__Task description__. Restate every entry word for word.

-- Start of Exercise inputs --

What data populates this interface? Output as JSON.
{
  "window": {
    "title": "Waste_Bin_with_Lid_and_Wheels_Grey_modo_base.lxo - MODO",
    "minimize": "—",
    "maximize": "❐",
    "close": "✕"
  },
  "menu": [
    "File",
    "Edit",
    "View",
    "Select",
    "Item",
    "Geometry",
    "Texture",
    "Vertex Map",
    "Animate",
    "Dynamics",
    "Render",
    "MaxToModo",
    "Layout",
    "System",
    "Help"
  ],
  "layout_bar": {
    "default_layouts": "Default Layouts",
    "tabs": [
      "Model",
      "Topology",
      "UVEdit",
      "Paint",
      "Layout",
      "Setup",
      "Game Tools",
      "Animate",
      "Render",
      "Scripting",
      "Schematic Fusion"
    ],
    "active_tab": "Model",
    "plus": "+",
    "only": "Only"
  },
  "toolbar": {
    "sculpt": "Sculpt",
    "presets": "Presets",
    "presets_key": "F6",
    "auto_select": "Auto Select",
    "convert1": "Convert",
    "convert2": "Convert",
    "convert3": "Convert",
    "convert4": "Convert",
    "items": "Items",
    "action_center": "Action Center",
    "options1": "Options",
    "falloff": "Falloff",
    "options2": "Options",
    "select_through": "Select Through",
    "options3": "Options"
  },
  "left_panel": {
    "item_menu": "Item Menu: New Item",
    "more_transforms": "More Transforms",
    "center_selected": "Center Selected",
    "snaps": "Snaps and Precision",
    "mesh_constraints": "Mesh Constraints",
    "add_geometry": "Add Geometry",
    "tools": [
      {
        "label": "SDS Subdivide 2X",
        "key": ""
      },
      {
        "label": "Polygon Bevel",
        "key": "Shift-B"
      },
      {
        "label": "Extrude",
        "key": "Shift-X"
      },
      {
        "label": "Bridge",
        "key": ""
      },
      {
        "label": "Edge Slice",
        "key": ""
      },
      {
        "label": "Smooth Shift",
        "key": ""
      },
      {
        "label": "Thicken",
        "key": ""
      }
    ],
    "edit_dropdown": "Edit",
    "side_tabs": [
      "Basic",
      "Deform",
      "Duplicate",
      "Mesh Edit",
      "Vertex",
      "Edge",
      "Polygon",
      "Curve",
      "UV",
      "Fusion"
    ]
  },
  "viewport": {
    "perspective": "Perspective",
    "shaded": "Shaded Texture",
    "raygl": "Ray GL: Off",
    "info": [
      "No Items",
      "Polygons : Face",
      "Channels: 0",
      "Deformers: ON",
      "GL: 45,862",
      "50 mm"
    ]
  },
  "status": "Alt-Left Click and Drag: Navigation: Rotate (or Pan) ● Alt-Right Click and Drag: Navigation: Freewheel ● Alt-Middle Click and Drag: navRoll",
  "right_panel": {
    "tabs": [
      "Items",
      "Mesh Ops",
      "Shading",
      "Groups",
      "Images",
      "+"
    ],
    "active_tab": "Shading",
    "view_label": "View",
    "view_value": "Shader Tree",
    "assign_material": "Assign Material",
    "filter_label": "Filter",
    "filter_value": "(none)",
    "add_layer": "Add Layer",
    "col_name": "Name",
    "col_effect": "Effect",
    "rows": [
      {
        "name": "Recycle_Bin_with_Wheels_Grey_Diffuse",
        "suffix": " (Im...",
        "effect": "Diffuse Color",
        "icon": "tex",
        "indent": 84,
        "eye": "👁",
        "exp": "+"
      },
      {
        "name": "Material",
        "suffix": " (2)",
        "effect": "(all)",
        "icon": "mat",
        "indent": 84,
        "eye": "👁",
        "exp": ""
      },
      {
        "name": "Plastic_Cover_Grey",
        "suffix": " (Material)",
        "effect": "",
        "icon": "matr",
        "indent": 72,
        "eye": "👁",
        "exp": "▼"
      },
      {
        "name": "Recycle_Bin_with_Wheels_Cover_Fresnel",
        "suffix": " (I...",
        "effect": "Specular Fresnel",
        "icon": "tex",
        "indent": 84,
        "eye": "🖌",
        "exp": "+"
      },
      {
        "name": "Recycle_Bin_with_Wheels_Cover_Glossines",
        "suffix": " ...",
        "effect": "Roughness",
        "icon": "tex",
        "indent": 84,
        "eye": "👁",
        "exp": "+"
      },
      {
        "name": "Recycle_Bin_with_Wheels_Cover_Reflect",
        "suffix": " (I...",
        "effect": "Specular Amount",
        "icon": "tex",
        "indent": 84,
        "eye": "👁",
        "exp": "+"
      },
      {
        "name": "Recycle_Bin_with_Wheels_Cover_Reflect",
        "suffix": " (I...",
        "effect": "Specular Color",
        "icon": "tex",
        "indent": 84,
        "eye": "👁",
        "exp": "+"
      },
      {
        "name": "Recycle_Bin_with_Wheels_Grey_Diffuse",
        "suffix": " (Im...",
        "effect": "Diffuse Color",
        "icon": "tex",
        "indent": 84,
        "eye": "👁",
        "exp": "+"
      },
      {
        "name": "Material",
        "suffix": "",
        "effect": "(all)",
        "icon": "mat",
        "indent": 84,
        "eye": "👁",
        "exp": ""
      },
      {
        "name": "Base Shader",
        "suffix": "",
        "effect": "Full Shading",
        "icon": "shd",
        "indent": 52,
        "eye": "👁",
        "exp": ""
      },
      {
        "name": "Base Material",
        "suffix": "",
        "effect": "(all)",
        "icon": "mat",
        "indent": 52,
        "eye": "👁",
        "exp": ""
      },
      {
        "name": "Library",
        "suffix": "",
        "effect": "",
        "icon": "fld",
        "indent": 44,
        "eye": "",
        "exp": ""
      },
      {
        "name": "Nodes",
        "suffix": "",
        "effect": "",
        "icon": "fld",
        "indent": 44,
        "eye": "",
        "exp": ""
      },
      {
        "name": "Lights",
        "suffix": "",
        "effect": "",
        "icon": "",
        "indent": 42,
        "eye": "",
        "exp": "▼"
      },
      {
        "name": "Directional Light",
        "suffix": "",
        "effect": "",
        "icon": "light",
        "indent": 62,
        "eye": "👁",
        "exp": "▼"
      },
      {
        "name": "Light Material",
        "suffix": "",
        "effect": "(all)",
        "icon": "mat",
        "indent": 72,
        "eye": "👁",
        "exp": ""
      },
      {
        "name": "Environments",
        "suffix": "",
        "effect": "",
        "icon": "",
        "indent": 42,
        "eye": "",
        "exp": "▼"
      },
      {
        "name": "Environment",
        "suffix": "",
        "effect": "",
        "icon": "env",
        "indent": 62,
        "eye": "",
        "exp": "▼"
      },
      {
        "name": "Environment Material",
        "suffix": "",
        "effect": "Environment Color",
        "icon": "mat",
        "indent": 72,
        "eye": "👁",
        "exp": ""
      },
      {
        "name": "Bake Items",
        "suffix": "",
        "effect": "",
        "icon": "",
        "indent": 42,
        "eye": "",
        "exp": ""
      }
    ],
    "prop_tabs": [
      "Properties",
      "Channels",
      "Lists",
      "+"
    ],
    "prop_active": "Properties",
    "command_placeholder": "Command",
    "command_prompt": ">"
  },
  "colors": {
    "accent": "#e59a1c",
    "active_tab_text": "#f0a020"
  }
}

-- End of Exercise inputs --

__Correct result__.
What data populates this interface? Output as JSON.
{
  "window": {
    "title": "Waste_Bin_with_Lid_and_Wheels_Grey_modo_base.lxo - MODO",
    "minimize": "—",
    "maximize": "❐",
    "close": "✕"
  },
  "menu": [
    "File",
    "Edit",
    "View",
    "Select",
    "Item",
    "Geometry",
    "Texture",
    "Vertex Map",
    "Animate",
    "Dynamics",
    "Render",
    "MaxToModo",
    "Layout",
    "System",
    "Help"
  ],
  "layout_bar": {
    "default_layouts": "Default Layouts",
    "tabs": [
      "Model",
      "Topology",
      "UVEdit",
      "Paint",
      "Layout",
      "Setup",
      "Game Tools",
      "Animate",
      "Render",
      "Scripting",
      "Schematic Fusion"
    ],
    "active_tab": "Model",
    "plus": "+",
    "only": "Only"
  },
  "toolbar": {
    "sculpt": "Sculpt",
    "presets": "Presets",
    "presets_key": "F6",
    "auto_select": "Auto Select",
    "convert1": "Convert",
    "convert2": "Convert",
    "convert3": "Convert",
    "convert4": "Convert",
    "items": "Items",
    "action_center": "Action Center",
    "options1": "Options",
    "falloff": "Falloff",
    "options2": "Options",
    "select_through": "Select Through",
    "options3": "Options"
  },
  "left_panel": {
    "item_menu": "Item Menu: New Item",
    "more_transforms": "More Transforms",
    "center_selected": "Center Selected",
    "snaps": "Snaps and Precision",
    "mesh_constraints": "Mesh Constraints",
    "add_geometry": "Add Geometry",
    "tools": [
      {
        "label": "SDS Subdivide 2X",
        "key": ""
      },
      {
        "label": "Polygon Bevel",
        "key": "Shift-B"
      },
      {
        "label": "Extrude",
        "key": "Shift-X"
      },
      {
        "label": "Bridge",
        "key": ""
      },
      {
        "label": "Edge Slice",
        "key": ""
      },
      {
        "label": "Smooth Shift",
        "key": ""
      },
      {
        "label": "Thicken",
        "key": ""
      }
    ],
    "edit_dropdown": "Edit",
    "side_tabs": [
      "Basic",
      "Deform",
      "Duplicate",
      "Mesh Edit",
      "Vertex",
      "Edge",
      "Polygon",
      "Curve",
      "UV",
      "Fusion"
    ]
  },
  "viewport": {
    "perspective": "Perspective",
    "shaded": "Shaded Texture",
    "raygl": "Ray GL: Off",
    "info": [
      "No Items",
      "Polygons : Face",
      "Channels: 0",
      "Deformers: ON",
      "GL: 45,862",
      "50 mm"
    ]
  },
  "status": "Alt-Left Click and Drag: Navigation: Rotate (or Pan) ● Alt-Right Click and Drag: Navigation: Freewheel ● Alt-Middle Click and Drag: navRoll",
  "right_panel": {
    "tabs": [
      "Items",
      "Mesh Ops",
      "Shading",
      "Groups",
      "Images",
      "+"
    ],
    "active_tab": "Shading",
    "view_label": "View",
    "view_value": "Shader Tree",
    "assign_material": "Assign Material",
    "filter_label": "Filter",
    "filter_value": "(none)",
    "add_layer": "Add Layer",
    "col_name": "Name",
    "col_effect": "Effect",
    "rows": [
      {
        "name": "Recycle_Bin_with_Wheels_Grey_Diffuse",
        "suffix": " (Im...",
        "effect": "Diffuse Color",
        "icon": "tex",
        "indent": 84,
        "eye": "👁",
        "exp": "+"
      },
      {
        "name": "Material",
        "suffix": " (2)",
        "effect": "(all)",
        "icon": "mat",
        "indent": 84,
        "eye": "👁",
        "exp": ""
      },
      {
        "name": "Plastic_Cover_Grey",
        "suffix": " (Material)",
        "effect": "",
        "icon": "matr",
        "indent": 72,
        "eye": "👁",
        "exp": "▼"
      },
      {
        "name": "Recycle_Bin_with_Wheels_Cover_Fresnel",
        "suffix": " (I...",
        "effect": "Specular Fresnel",
        "icon": "tex",
        "indent": 84,
        "eye": "🖌",
        "exp": "+"
      },
      {
        "name": "Recycle_Bin_with_Wheels_Cover_Glossines",
        "suffix": " ...",
        "effect": "Roughness",
        "icon": "tex",
        "indent": 84,
        "eye": "👁",
        "exp": "+"
      },
      {
        "name": "Recycle_Bin_with_Wheels_Cover_Reflect",
        "suffix": " (I...",
        "effect": "Specular Amount",
        "icon": "tex",
        "indent": 84,
        "eye": "👁",
        "exp": "+"
      },
      {
        "name": "Recycle_Bin_with_Wheels_Cover_Reflect",
        "suffix": " (I...",
        "effect": "Specular Color",
        "icon": "tex",
        "indent": 84,
        "eye": "👁",
        "exp": "+"
      },
      {
        "name": "Recycle_Bin_with_Wheels_Grey_Diffuse",
        "suffix": " (Im...",
        "effect": "Diffuse Color",
        "icon": "tex",
        "indent": 84,
        "eye": "👁",
        "exp": "+"
      },
      {
        "name": "Material",
        "suffix": "",
        "effect": "(all)",
        "icon": "mat",
        "indent": 84,
        "eye": "👁",
        "exp": ""
      },
      {
        "name": "Base Shader",
        "suffix": "",
        "effect": "Full Shading",
        "icon": "shd",
        "indent": 52,
        "eye": "👁",
        "exp": ""
      },
      {
        "name": "Base Material",
        "suffix": "",
        "effect": "(all)",
        "icon": "mat",
        "indent": 52,
        "eye": "👁",
        "exp": ""
      },
      {
        "name": "Library",
        "suffix": "",
        "effect": "",
        "icon": "fld",
        "indent": 44,
        "eye": "",
        "exp": ""
      },
      {
        "name": "Nodes",
        "suffix": "",
        "effect": "",
        "icon": "fld",
        "indent": 44,
        "eye": "",
        "exp": ""
      },
      {
        "name": "Lights",
        "suffix": "",
        "effect": "",
        "icon": "",
        "indent": 42,
        "eye": "",
        "exp": "▼"
      },
      {
        "name": "Directional Light",
        "suffix": "",
        "effect": "",
        "icon": "light",
        "indent": 62,
        "eye": "👁",
        "exp": "▼"
      },
      {
        "name": "Light Material",
        "suffix": "",
        "effect": "(all)",
        "icon": "mat",
        "indent": 72,
        "eye": "👁",
        "exp": ""
      },
      {
        "name": "Environments",
        "suffix": "",
        "effect": "",
        "icon": "",
        "indent": 42,
        "eye": "",
        "exp": "▼"
      },
      {
        "name": "Environment",
        "suffix": "",
        "effect": "",
        "icon": "env",
        "indent": 62,
        "eye": "",
        "exp": "▼"
      },
      {
        "name": "Environment Material",
        "suffix": "",
        "effect": "Environment Color",
        "icon": "mat",
        "indent": 72,
        "eye": "👁",
        "exp": ""
      },
      {
        "name": "Bake Items",
        "suffix": "",
        "effect": "",
        "icon": "",
        "indent": 42,
        "eye": "",
        "exp": ""
      }
    ],
    "prop_tabs": [
      "Properties",
      "Channels",
      "Lists",
      "+"
    ],
    "prop_active": "Properties",
    "command_placeholder": "Command",
    "command_prompt": ">"
  },
  "colors": {
    "accent": "#e59a1c",
    "active_tab_text": "#f0a020"
  }
}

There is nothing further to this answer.